Cutting the ribbon
City to slash funding for HIV programs even as Toronto faces record number of infections
While kids' nutrition programs and community centres may be safe from the city's budget cutbacks, one potentially life-saving program still faces the axe.
The under-publicized HIV prevention grant program is still a prime candidate for the chopping block.
On Monday the budget committee will make its final recommendations to council on Rob Ford’s 2012 budget. If the current draft of the budget is approved, the city will reduce community investment grants to HIV prevention programs by 10 per cent, or $150,000, next year.
This would mean eliminating support to at least two or three of the 41 HIV programs that currently receive city money, and while that’s a fraction of the whole, losing them could have serious consequences.
The programs that are facing cutbacks target those at the highest risk for HIV, including sex workers, drug-users, and immigrant communities. The city funds the outside agencies to reach populationss that city staff can’t easily access.
“We don’t have the language skills or the street credibility to really be involved with those populations that are most at risk,” says Barbara Macpherson, manager of AIDS grants at Toronto Public Health. “That is what the grant recipients do for us. They go to the places we can’t go.”
The cuts are being proposed at a time when more Torontonians than ever before are HIV positive. According to Casey House, one in 120 adults in the city is now living with the disease.
It’s not clear yet which programs would lose funding if the budget goes through, but last year the city supported an array of HIV initiatives, including Eva’s Initiative for Homeless Youth, the Black Coalition for AIDS prevention, the Parkdale Community Health Centre, and the Hassle Free Clinic.

#### EXERCISE DATA:

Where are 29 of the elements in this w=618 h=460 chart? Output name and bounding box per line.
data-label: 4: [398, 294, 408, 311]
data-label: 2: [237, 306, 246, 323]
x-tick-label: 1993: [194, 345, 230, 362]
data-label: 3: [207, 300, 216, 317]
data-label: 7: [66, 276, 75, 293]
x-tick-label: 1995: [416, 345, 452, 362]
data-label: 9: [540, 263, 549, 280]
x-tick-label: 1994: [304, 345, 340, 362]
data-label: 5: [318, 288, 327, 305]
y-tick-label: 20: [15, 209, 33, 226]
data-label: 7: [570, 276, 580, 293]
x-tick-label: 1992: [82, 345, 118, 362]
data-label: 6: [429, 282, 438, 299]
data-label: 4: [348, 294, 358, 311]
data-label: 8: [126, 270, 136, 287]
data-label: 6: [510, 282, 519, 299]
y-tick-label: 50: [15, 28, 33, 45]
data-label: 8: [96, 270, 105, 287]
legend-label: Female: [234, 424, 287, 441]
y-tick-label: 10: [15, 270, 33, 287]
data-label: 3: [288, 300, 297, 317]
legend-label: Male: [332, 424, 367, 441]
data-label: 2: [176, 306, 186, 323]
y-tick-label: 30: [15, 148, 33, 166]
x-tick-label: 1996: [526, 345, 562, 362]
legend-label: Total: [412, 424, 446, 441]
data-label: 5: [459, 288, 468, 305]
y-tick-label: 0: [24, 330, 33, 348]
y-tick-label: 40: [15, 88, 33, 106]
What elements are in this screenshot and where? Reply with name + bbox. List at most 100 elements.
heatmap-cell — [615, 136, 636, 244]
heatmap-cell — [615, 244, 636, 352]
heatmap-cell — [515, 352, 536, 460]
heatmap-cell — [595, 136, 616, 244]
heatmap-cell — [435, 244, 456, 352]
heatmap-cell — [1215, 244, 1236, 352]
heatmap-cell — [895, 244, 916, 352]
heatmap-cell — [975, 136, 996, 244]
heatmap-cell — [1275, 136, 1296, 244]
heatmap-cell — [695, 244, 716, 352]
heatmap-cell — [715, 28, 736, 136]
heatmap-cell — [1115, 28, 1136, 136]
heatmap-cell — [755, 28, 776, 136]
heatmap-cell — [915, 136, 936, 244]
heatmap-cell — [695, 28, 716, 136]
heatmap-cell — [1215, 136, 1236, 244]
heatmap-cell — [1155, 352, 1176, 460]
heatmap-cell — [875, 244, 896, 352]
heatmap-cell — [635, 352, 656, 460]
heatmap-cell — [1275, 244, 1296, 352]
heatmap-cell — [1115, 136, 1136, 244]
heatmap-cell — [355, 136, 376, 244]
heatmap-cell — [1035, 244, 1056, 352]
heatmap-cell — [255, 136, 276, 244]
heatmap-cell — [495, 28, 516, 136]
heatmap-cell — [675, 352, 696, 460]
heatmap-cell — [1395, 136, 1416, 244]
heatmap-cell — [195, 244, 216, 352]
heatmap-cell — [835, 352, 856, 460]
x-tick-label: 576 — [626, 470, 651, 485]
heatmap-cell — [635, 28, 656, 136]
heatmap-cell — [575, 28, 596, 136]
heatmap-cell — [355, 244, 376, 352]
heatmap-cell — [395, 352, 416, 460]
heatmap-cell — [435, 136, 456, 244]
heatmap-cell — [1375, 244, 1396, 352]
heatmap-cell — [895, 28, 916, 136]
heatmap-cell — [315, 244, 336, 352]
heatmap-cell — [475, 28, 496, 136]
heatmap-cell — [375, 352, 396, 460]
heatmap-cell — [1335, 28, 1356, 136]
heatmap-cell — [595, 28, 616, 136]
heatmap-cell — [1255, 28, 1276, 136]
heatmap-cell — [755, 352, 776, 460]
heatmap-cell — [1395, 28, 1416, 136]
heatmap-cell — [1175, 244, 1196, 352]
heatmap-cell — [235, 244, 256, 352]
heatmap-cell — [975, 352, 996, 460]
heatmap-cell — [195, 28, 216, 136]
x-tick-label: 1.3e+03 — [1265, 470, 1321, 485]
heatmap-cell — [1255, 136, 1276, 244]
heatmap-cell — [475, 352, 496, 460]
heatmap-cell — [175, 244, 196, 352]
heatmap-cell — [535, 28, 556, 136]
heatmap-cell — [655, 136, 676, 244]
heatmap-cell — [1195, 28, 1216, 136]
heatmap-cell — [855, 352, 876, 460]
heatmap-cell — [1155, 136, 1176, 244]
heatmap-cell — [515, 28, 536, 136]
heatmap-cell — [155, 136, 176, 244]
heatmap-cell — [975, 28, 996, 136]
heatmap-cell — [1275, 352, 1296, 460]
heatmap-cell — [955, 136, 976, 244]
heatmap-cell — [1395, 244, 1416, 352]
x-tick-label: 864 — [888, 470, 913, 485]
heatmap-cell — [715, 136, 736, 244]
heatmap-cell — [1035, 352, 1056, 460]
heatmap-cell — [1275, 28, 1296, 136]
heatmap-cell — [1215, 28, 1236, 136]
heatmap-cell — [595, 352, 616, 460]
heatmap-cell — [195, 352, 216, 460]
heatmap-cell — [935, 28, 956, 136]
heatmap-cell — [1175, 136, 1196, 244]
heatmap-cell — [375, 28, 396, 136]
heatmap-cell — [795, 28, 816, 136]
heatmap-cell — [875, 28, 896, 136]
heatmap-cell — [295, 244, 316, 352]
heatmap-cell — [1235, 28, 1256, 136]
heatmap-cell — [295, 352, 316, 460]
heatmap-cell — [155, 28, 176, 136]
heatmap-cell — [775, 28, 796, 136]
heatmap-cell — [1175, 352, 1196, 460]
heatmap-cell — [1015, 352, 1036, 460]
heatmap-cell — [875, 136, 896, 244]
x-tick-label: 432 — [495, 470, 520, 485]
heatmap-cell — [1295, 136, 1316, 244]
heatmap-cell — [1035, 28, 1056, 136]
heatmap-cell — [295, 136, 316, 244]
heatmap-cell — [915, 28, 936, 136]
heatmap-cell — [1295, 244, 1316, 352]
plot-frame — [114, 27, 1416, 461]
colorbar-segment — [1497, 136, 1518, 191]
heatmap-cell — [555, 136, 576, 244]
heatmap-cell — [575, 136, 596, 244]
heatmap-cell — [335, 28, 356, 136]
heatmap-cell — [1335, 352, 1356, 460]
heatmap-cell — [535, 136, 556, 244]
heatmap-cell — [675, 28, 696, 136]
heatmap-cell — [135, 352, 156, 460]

#### WHAT YOU NEED TO DO:
a) From the article on Toronto's HIV funding cuts, reproduce word for word the part that opens with the words containing "The under-publicized HIV" and closes with "can’t easily access.".
b) In the article on Toronto's HIV funding cuts, what share of the city's adults does Casey House say is living with HIV?

#### TASK-BY-TASK OUTPUTS:
a)
The under-publicized HIV prevention grant program is still a prime candidate for the chopping block.
On Monday the budget committee will make its final recommendations to council on Rob Ford’s 2012 budget. If the current draft of the budget is approved, the city will reduce community investment grants to HIV prevention programs by 10 per cent, or $150,000, next year.
This would mean eliminating support to at least two or three of the 41 HIV programs that currently receive city money, and while that’s a fraction of the whole, losing them could have serious consequences.
The programs that are facing cutbacks target those at the highest risk for HIV, including sex workers, drug-users, and immigrant communities. The city funds the outside agencies to reach populationss that city staff can’t easily access.

b) One in 120 adults.